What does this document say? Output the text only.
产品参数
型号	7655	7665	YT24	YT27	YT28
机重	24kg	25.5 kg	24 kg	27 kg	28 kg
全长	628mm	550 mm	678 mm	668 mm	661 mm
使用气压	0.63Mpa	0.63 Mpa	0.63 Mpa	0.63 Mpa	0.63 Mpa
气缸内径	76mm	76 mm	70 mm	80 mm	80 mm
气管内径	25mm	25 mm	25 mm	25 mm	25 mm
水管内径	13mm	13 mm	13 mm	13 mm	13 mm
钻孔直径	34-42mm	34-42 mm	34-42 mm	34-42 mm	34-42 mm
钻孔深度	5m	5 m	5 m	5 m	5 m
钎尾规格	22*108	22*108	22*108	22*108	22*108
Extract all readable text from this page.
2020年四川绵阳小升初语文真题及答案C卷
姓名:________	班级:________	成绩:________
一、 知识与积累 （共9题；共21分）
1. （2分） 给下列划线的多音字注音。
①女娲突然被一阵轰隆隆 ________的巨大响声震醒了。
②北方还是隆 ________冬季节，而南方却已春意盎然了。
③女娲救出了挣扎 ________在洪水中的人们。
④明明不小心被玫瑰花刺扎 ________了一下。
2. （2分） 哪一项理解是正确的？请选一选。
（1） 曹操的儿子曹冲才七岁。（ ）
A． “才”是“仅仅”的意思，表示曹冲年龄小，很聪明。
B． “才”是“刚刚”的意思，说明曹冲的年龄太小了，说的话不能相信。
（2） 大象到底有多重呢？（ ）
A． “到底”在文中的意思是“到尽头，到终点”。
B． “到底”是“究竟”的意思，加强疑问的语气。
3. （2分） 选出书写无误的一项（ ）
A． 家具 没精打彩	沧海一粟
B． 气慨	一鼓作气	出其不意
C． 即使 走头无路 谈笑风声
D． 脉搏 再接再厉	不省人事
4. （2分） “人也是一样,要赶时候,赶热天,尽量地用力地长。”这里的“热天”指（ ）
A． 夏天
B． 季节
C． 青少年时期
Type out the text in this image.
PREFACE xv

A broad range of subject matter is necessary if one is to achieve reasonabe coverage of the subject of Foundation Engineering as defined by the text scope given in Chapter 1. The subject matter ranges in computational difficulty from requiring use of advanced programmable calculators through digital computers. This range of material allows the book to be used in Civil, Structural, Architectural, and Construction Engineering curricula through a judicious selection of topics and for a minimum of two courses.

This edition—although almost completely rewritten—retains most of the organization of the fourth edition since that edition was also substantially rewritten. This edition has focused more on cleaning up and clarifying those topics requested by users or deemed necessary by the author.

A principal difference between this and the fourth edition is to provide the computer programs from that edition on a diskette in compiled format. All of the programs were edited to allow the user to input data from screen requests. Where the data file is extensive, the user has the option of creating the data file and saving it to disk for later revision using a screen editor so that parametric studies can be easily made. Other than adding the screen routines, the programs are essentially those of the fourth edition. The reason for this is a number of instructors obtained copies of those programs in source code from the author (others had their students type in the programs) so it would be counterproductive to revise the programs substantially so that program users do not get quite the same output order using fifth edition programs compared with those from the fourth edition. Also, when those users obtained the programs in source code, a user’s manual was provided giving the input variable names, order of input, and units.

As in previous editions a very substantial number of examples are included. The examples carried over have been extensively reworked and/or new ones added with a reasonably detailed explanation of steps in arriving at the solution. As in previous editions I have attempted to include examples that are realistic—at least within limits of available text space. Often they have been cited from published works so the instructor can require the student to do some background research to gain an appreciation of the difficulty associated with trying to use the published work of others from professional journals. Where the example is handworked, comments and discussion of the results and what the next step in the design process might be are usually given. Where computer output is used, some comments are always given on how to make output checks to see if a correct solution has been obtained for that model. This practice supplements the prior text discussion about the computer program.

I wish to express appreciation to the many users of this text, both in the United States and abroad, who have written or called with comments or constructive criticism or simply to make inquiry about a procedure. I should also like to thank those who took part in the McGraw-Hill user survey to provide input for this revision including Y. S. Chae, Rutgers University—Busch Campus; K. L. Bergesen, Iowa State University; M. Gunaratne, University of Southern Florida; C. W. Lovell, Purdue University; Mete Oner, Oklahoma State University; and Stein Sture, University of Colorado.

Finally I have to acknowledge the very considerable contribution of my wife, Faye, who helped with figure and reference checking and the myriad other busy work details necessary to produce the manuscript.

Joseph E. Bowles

****

**Problem description**
Reproduce the entries above in full by retyping them exactly.

**Answer to this exercise**
What does this document say? Output the text only.
产品参数
型号	7655	7665	YT24	YT27	YT28
机重	24kg	25.5 kg	24 kg	27 kg	28 kg
全长	628mm	550 mm	678 mm	668 mm	661 mm
使用气压	0.63Mpa	0.63 Mpa	0.63 Mpa	0.63 Mpa	0.63 Mpa
气缸内径	76mm	76 mm	70 mm	80 mm	80 mm
气管内径	25mm	25 mm	25 mm	25 mm	25 mm
水管内径	13mm	13 mm	13 mm	13 mm	13 mm
钻孔直径	34-42mm	34-42 mm	34-42 mm	34-42 mm	34-42 mm
钻孔深度	5m	5 m	5 m	5 m	5 m
钎尾规格	22*108	22*108	22*108	22*108	22*108
Extract all readable text from this page.
2020年四川绵阳小升初语文真题及答案C卷
姓名:________	班级:________	成绩:________
一、 知识与积累 （共9题；共21分）
1. （2分） 给下列划线的多音字注音。
①女娲突然被一阵轰隆隆 ________的巨大响声震醒了。
②北方还是隆 ________冬季节，而南方却已春意盎然了。
③女娲救出了挣扎 ________在洪水中的人们。
④明明不小心被玫瑰花刺扎 ________了一下。
2. （2分） 哪一项理解是正确的？请选一选。
（1） 曹操的儿子曹冲才七岁。（ ）
A． “才”是“仅仅”的意思，表示曹冲年龄小，很聪明。
B． “才”是“刚刚”的意思，说明曹冲的年龄太小了，说的话不能相信。
（2） 大象到底有多重呢？（ ）
A． “到底”在文中的意思是“到尽头，到终点”。
B． “到底”是“究竟”的意思，加强疑问的语气。
3. （2分） 选出书写无误的一项（ ）
A． 家具 没精打彩	沧海一粟
B． 气慨	一鼓作气	出其不意
C． 即使 走头无路 谈笑风声
D． 脉搏 再接再厉	不省人事
4. （2分） “人也是一样,要赶时候,赶热天,尽量地用力地长。”这里的“热天”指（ ）
A． 夏天
B． 季节
C． 青少年时期
Type out the text in this image.
PREFACE xv

A broad range of subject matter is necessary if one is to achieve reasonabe coverage of the subject of Foundation Engineering as defined by the text scope given in Chapter 1. The subject matter ranges in computational difficulty from requiring use of advanced programmable calculators through digital computers. This range of material allows the book to be used in Civil, Structural, Architectural, and Construction Engineering curricula through a judicious selection of topics and for a minimum of two courses.

This edition—although almost completely rewritten—retains most of the organization of the fourth edition since that edition was also substantially rewritten. This edition has focused more on cleaning up and clarifying those topics requested by users or deemed necessary by the author.

A principal difference between this and the fourth edition is to provide the computer programs from that edition on a diskette in compiled format. All of the programs were edited to allow the user to input data from screen requests. Where the data file is extensive, the user has the option of creating the data file and saving it to disk for later revision using a screen editor so that parametric studies can be easily made. Other than adding the screen routines, the programs are essentially those of the fourth edition. The reason for this is a number of instructors obtained copies of those programs in source code from the author (others had their students type in the programs) so it would be counterproductive to revise the programs substantially so that program users do not get quite the same output order using fifth edition programs compared with those from the fourth edition. Also, when those users obtained the programs in source code, a user’s manual was provided giving the input variable names, order of input, and units.

As in previous editions a very substantial number of examples are included. The examples carried over have been extensively reworked and/or new ones added with a reasonably detailed explanation of steps in arriving at the solution. As in previous editions I have attempted to include examples that are realistic—at least within limits of available text space. Often they have been cited from published works so the instructor can require the student to do some background research to gain an appreciation of the difficulty associated with trying to use the published work of others from professional journals. Where the example is handworked, comments and discussion of the results and what the next step in the design process might be are usually given. Where computer output is used, some comments are always given on how to make output checks to see if a correct solution has been obtained for that model. This practice supplements the prior text discussion about the computer program.

I wish to express appreciation to the many users of this text, both in the United States and abroad, who have written or called with comments or constructive criticism or simply to make inquiry about a procedure. I should also like to thank those who took part in the McGraw-Hill user survey to provide input for this revision including Y. S. Chae, Rutgers University—Busch Campus; K. L. Bergesen, Iowa State University; M. Gunaratne, University of Southern Florida; C. W. Lovell, Purdue University; Mete Oner, Oklahoma State University; and Stein Sture, University of Colorado.

Finally I have to acknowledge the very considerable contribution of my wife, Faye, who helped with figure and reference checking and the myriad other busy work details necessary to produce the manuscript.

Joseph E. Bowles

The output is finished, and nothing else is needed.